**TASK ITEM A:**
Answer these questions from the Dalippur Kailai article:
(i) Which tehsil is the village in?
(ii) Which block of Mainpuri district is it part of?
(iii) What population did the 1981 census record?
**TASK ITEM B:** Using the village article, explain what the 54.3% and 45.7% figures in the demographics section stand for.
**TASK ITEM C:** Pick up the Dalippur Kailai article after its last sentence and keep writing it.

**GIVEN PASSAGE:**
──────────
- Dalippur Kailai Location in Uttar Pradesh, India
- Coordinates: 27°22′21″N 79°04′20″E﻿ / ﻿27.37259°N 79.0722°E
- Country: India
- State: Uttar Pradesh
- District: Mainpuri
- Tehsil: Bhongaon

Area
- • Total: 1.419 km^{2} (0.548 sq mi)

Population (2011)
- • Total: 792
- • Density: 558/km^{2} (1,450/sq mi)
- Time zone: UTC+5:30 (IST)
- PIN: 205267

= Dalippur Kailai =

Village in Uttar Pradesh, India

Dalippur Kailai is a village in Sultanganj block of Mainpuri district, Uttar Pradesh. As of 2011, it has a population of 792, in 156 households.

== Demographics ==
As of 2011, Dalippur Kailai had a population of 792, in 156 households. This population was 54.3% male (430) and 45.7% female (362). The 0-6 age group numbered 135 (66 male and 69 female), or 17.0% of the total population. 216 residents were members of Scheduled Castes, or 27.3% of the total.

The 1981 census recorded Dalippur Kailai as having a population of 635 people, in 120 households.
──────────
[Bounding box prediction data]

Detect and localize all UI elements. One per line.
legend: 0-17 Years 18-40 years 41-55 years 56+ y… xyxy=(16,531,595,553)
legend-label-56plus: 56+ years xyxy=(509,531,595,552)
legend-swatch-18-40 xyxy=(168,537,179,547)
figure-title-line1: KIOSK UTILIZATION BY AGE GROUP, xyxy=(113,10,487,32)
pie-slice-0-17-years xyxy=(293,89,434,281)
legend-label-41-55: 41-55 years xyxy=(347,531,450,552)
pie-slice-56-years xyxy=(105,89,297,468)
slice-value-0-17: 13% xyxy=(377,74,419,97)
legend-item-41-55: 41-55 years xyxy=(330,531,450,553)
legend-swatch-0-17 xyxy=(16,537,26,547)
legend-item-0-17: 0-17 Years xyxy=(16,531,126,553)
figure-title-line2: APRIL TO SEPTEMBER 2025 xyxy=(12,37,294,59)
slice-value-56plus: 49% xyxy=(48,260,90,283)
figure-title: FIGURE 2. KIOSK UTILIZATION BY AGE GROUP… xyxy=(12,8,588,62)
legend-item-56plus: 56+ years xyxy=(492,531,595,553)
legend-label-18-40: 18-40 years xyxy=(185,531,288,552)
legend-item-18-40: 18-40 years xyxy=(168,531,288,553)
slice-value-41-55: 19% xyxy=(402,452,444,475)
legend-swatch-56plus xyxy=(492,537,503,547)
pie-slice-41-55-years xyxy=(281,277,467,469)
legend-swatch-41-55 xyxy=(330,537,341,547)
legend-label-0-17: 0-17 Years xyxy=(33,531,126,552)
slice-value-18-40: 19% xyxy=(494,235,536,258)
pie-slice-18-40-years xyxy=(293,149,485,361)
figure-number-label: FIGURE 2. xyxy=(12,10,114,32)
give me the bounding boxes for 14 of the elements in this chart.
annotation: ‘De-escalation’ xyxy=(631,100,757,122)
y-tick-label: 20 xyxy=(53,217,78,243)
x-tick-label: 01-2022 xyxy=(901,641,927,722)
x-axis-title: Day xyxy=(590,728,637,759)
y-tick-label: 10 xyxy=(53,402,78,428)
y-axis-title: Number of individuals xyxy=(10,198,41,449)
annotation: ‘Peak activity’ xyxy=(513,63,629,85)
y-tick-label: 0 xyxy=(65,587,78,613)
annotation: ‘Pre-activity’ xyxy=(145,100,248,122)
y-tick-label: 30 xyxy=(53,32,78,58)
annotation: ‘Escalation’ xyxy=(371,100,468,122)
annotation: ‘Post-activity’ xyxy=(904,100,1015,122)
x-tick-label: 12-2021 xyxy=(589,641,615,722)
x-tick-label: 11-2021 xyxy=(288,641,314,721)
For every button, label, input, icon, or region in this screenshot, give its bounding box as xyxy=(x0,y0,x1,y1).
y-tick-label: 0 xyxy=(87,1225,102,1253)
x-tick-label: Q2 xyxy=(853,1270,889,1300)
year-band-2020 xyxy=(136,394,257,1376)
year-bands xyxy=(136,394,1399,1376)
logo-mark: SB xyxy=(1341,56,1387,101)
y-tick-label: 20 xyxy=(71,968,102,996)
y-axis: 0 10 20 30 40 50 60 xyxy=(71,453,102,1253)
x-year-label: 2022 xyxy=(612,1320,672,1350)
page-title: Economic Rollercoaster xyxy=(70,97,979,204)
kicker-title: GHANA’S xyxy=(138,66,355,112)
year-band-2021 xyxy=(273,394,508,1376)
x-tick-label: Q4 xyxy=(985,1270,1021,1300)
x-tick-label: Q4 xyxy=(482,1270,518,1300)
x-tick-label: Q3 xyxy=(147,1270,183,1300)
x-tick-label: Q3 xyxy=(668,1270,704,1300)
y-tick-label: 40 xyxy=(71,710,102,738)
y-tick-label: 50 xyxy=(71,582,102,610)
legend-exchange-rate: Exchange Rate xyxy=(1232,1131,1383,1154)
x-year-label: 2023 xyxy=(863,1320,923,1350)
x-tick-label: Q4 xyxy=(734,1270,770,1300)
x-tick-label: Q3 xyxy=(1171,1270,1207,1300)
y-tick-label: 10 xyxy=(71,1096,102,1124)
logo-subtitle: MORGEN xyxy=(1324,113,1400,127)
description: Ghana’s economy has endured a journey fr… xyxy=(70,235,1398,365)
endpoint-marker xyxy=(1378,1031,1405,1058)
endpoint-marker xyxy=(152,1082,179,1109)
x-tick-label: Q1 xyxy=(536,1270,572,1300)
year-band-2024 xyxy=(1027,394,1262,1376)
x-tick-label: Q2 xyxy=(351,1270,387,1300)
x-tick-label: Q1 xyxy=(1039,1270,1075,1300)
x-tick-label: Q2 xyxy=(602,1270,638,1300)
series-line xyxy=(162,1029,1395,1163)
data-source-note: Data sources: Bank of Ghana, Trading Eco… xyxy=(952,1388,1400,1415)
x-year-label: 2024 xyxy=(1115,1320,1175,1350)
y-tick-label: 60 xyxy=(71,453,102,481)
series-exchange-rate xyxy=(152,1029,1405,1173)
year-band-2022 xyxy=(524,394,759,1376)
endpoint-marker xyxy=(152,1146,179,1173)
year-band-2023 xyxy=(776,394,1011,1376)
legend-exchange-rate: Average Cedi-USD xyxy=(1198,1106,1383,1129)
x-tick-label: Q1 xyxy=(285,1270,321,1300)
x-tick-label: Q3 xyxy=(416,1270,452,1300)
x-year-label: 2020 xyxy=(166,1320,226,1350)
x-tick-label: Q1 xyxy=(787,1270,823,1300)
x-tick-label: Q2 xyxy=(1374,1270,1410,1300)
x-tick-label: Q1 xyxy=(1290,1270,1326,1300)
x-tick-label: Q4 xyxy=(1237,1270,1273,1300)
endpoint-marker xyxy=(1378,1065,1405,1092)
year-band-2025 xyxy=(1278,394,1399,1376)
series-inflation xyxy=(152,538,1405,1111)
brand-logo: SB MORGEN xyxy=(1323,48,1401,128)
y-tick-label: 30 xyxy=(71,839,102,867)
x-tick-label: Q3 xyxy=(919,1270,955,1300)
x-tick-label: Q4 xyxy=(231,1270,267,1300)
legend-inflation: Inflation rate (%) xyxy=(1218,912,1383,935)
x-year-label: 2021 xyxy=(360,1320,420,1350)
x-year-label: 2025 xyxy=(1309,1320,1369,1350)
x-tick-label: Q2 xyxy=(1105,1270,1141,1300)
──────────
**ANSWER A:**
(i) Bhongaon
(ii) Sultanganj
(iii) 635 people, in 120 households

**ANSWER B:** They split the 2011 population of 792 by sex. The 54.3% is the 430 male residents, and the 45.7% is the 362 female residents.

**ANSWER C:**
The 1961 census recorded Dalippur Kailai as comprising 1 hamlet, with a total population of 608 people (334 male and 274 female), in 121 households and 86 physical houses. The area of the village was given as 352 acres.

== Infrastructure ==
As of 2011, Dalippur Kailai had 1 primary school and 1 maternity and child welfare centre. Drinking water was provided by hand pump and tube well/borehole; there were no public toilets. The village had a public library but no post office; there was at least some access to electricity for residential and agricultural purposes. Streets were made of both kachcha and pakka materials.